◆ WORK TO DO ◆
How many lines in the records below contain the word "начисления"? Give only the number.

[Part of a data file]
※ ※ ※

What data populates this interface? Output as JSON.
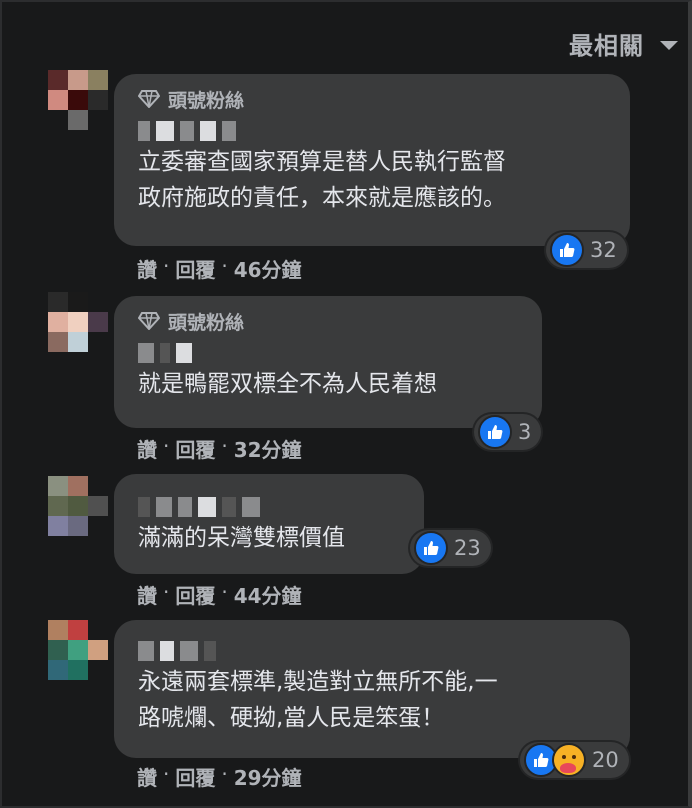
{
  "header": {
    "sort_label": "最相關"
  },
  "comments": [
    {
      "badge": "頭號粉絲",
      "text": "立委審查國家預算是替人民執行監督\n政府施政的責任，本來就是應該的。",
      "actions": {
        "like": "讚",
        "reply": "回覆",
        "time": "46分鐘"
      },
      "reactions": {
        "count": "32",
        "types": [
          "like"
        ]
      }
    },
    {
      "badge": "頭號粉絲",
      "text": "就是鴨罷双標全不為人民着想",
      "actions": {
        "like": "讚",
        "reply": "回覆",
        "time": "32分鐘"
      },
      "reactions": {
        "count": "3",
        "types": [
          "like"
        ]
      }
    },
    {
      "text": "滿滿的呆灣雙標價值",
      "actions": {
        "like": "讚",
        "reply": "回覆",
        "time": "44分鐘"
      },
      "reactions": {
        "count": "23",
        "types": [
          "like"
        ]
      }
    },
    {
      "text": "永遠兩套標準,製造對立無所不能,一\n路唬爛、硬拗,當人民是笨蛋！",
      "actions": {
        "like": "讚",
        "reply": "回覆",
        "time": "29分鐘"
      },
      "reactions": {
        "count": "20",
        "types": [
          "like",
          "care"
        ]
      }
    }
  ],
  "colors": {
    "background": "#18191a",
    "bubble": "#3a3b3c",
    "like_blue": "#1877f2",
    "secondary_text": "#b0b3b8"
  }
}
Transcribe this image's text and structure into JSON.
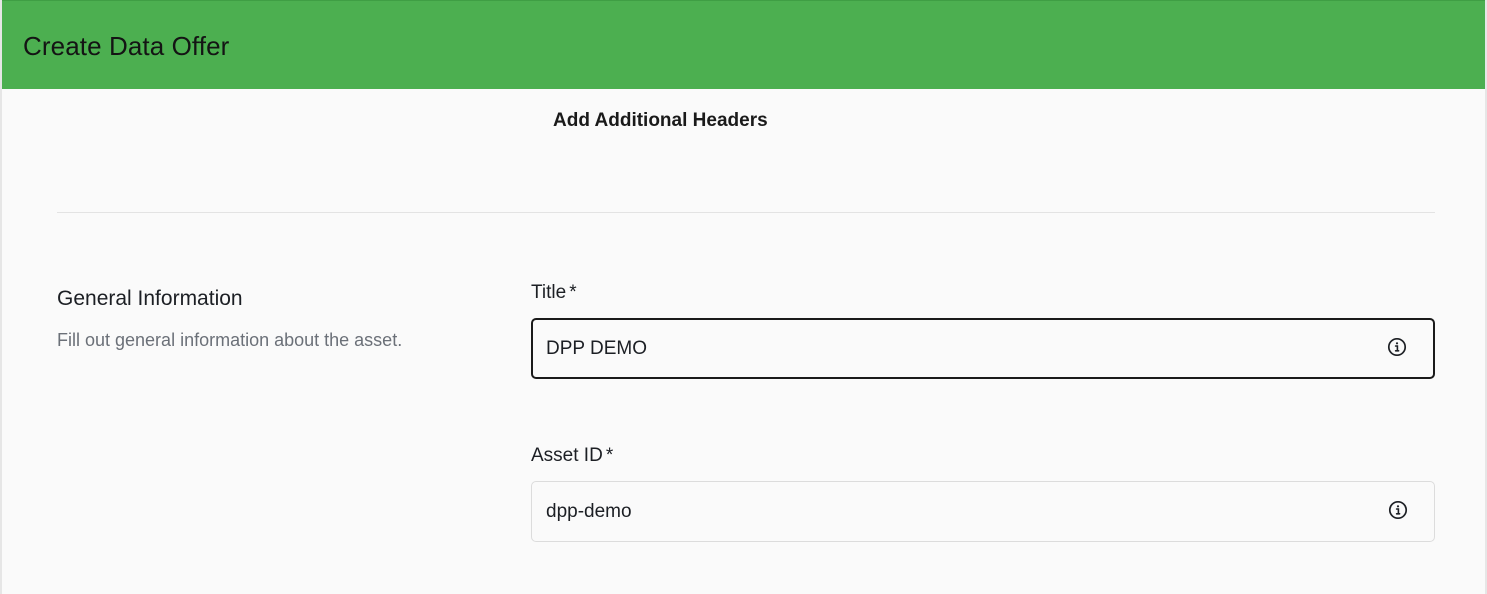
{
  "header": {
    "title": "Create Data Offer"
  },
  "actions": {
    "add_headers_label": "Add Additional Headers"
  },
  "general_section": {
    "title": "General Information",
    "description": "Fill out general information about the asset."
  },
  "fields": {
    "title": {
      "label": "Title",
      "required_marker": "*",
      "value": "DPP DEMO",
      "icon": "info-icon"
    },
    "asset_id": {
      "label": "Asset ID",
      "required_marker": "*",
      "value": "dpp-demo",
      "icon": "info-icon"
    }
  },
  "colors": {
    "header_bg": "#4caf50",
    "page_bg": "#fafafa",
    "focused_border": "#1a1a1a",
    "input_border": "#dcdcdc"
  }
}
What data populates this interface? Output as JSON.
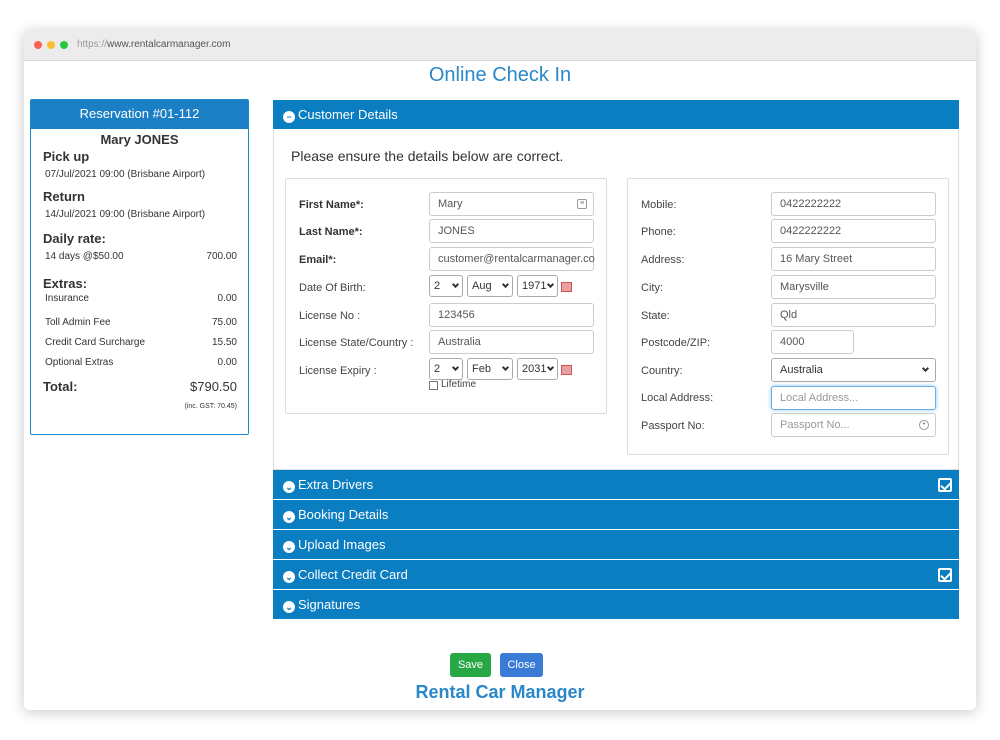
{
  "browser": {
    "url_protocol": "https://",
    "url_host": "www.rentalcarmanager.com"
  },
  "page_title": "Online Check In",
  "summary": {
    "header": "Reservation #01-112",
    "customer_name": "Mary JONES",
    "pickup_label": "Pick up",
    "pickup_value": "07/Jul/2021 09:00 (Brisbane Airport)",
    "return_label": "Return",
    "return_value": "14/Jul/2021 09:00 (Brisbane Airport)",
    "daily_rate_label": "Daily rate:",
    "daily_rate_desc": "14 days @$50.00",
    "daily_rate_amount": "700.00",
    "extras_label": "Extras:",
    "extras": [
      {
        "name": "Insurance",
        "amount": "0.00"
      },
      {
        "name": "Toll Admin Fee",
        "amount": "75.00"
      },
      {
        "name": "Credit Card Surcharge",
        "amount": "15.50"
      },
      {
        "name": "Optional Extras",
        "amount": "0.00"
      }
    ],
    "total_label": "Total:",
    "total_amount": "$790.50",
    "gst_note": "(inc. GST: 70.45)"
  },
  "sections": [
    {
      "label": "Customer Details",
      "expanded": true,
      "completed": false
    },
    {
      "label": "Extra Drivers",
      "expanded": false,
      "completed": true
    },
    {
      "label": "Booking Details",
      "expanded": false,
      "completed": false
    },
    {
      "label": "Upload Images",
      "expanded": false,
      "completed": false
    },
    {
      "label": "Collect Credit Card",
      "expanded": false,
      "completed": true
    },
    {
      "label": "Signatures",
      "expanded": false,
      "completed": false
    }
  ],
  "customer": {
    "intro": "Please ensure the details below are correct.",
    "first_name_label": "First Name*:",
    "first_name": "Mary",
    "last_name_label": "Last Name*:",
    "last_name": "JONES",
    "email_label": "Email*:",
    "email": "customer@rentalcarmanager.co",
    "dob_label": "Date Of Birth:",
    "dob_day": "2",
    "dob_month": "Aug",
    "dob_year": "1971",
    "license_no_label": "License No :",
    "license_no": "123456",
    "license_state_label": "License State/Country :",
    "license_state": "Australia",
    "license_expiry_label": "License Expiry :",
    "expiry_day": "2",
    "expiry_month": "Feb",
    "expiry_year": "2031",
    "lifetime_label": "Lifetime",
    "mobile_label": "Mobile:",
    "mobile": "0422222222",
    "phone_label": "Phone:",
    "phone": "0422222222",
    "address_label": "Address:",
    "address": "16 Mary Street",
    "city_label": "City:",
    "city": "Marysville",
    "state_label": "State:",
    "state": "Qld",
    "postcode_label": "Postcode/ZIP:",
    "postcode": "4000",
    "country_label": "Country:",
    "country": "Australia",
    "local_address_label": "Local Address:",
    "local_address_placeholder": "Local Address...",
    "passport_label": "Passport No:",
    "passport_placeholder": "Passport No..."
  },
  "buttons": {
    "save": "Save",
    "close": "Close",
    "save_color": "#28a745",
    "close_color": "#3a7bd5"
  },
  "footer_brand": "Rental Car Manager",
  "colors": {
    "accent": "#0b7dc1",
    "title": "#2a87c8"
  }
}
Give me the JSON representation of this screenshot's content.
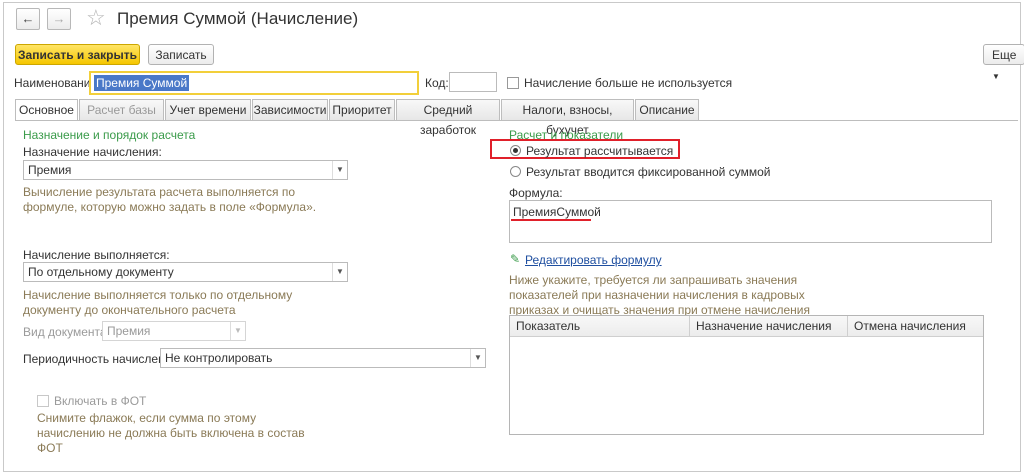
{
  "nav": {
    "back_glyph": "←",
    "forward_glyph": "→",
    "star_glyph": "☆"
  },
  "window": {
    "title": "Премия Суммой (Начисление)"
  },
  "toolbar": {
    "save_close_label": "Записать и закрыть",
    "save_label": "Записать",
    "more_label": "Еще"
  },
  "header": {
    "name_label": "Наименование:",
    "name_value": "Премия Суммой",
    "code_label": "Код:",
    "code_value": "",
    "unused_label": "Начисление больше не используется"
  },
  "tabs": [
    {
      "label": "Основное"
    },
    {
      "label": "Расчет базы"
    },
    {
      "label": "Учет времени"
    },
    {
      "label": "Зависимости"
    },
    {
      "label": "Приоритет"
    },
    {
      "label": "Средний заработок"
    },
    {
      "label": "Налоги, взносы, бухучет"
    },
    {
      "label": "Описание"
    }
  ],
  "left": {
    "section_title": "Назначение и порядок расчета",
    "purpose_label": "Назначение начисления:",
    "purpose_value": "Премия",
    "purpose_hint": "Вычисление результата расчета выполняется по формуле, которую можно задать в поле «Формула».",
    "performed_label": "Начисление выполняется:",
    "performed_value": "По отдельному документу",
    "performed_hint": "Начисление выполняется только по отдельному документу до окончательного расчета",
    "doc_type_label": "Вид документа:",
    "doc_type_value": "Премия",
    "periodicity_label": "Периодичность начисления:",
    "periodicity_value": "Не контролировать",
    "fot_label": "Включать в ФОТ",
    "fot_hint": "Снимите флажок, если сумма по этому начислению не должна быть включена в состав ФОТ"
  },
  "right": {
    "section_title": "Расчет и показатели",
    "radio_calculated": "Результат рассчитывается",
    "radio_fixed": "Результат вводится фиксированной суммой",
    "formula_label": "Формула:",
    "formula_value": "ПремияСуммой",
    "edit_formula_link": "Редактировать формулу",
    "indicators_hint": "Ниже укажите, требуется ли запрашивать значения показателей при назначении начисления в кадровых приказах и очищать значения при отмене начисления",
    "table_headers": [
      "Показатель",
      "Назначение начисления",
      "Отмена начисления"
    ]
  },
  "colors": {
    "accent_yellow": "#f5c600",
    "highlight_red": "#e0202a",
    "section_green": "#3a9b4a",
    "hint_brown": "#8a7a56"
  }
}
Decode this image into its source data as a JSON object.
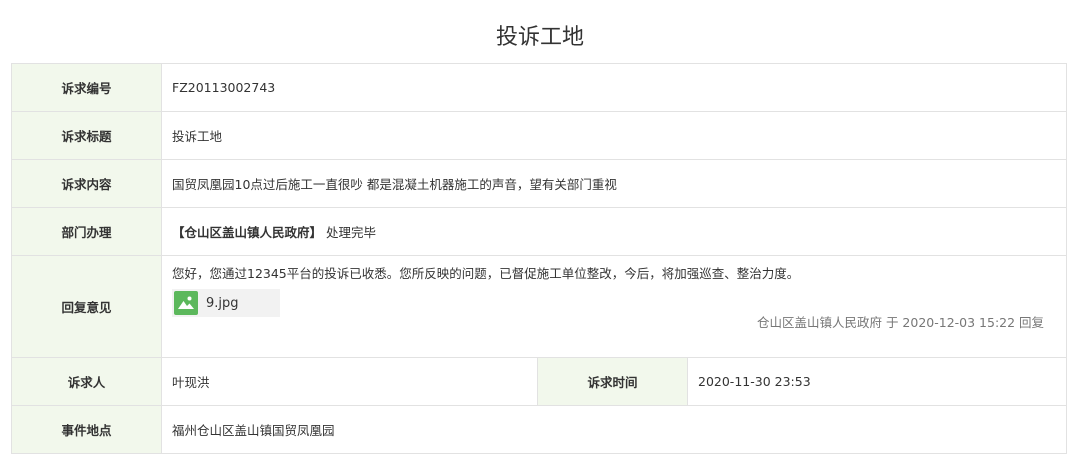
{
  "page": {
    "title": "投诉工地"
  },
  "fields": {
    "id_label": "诉求编号",
    "id_value": "FZ20113002743",
    "title_label": "诉求标题",
    "title_value": "投诉工地",
    "content_label": "诉求内容",
    "content_value": "国贸凤凰园10点过后施工一直很吵 都是混凝土机器施工的声音，望有关部门重视",
    "dept_label": "部门办理",
    "dept_name": "【仓山区盖山镇人民政府】",
    "dept_status": "处理完毕",
    "reply_label": "回复意见",
    "reply_text": "您好，您通过12345平台的投诉已收悉。您所反映的问题，已督促施工单位整改，今后，将加强巡查、整治力度。",
    "attachment_name": "9.jpg",
    "reply_meta": "仓山区盖山镇人民政府 于 2020-12-03 15:22 回复",
    "person_label": "诉求人",
    "person_value": "叶现洪",
    "time_label": "诉求时间",
    "time_value": "2020-11-30 23:53",
    "location_label": "事件地点",
    "location_value": "福州仓山区盖山镇国贸凤凰园"
  },
  "colors": {
    "label_bg": "#f2f8ec",
    "label_text": "#6aa834",
    "icon_green": "#5cb85c"
  },
  "icons": {
    "attachment": "image-icon"
  }
}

※ ※ ※

◆ COMPLETED TASK ◆
5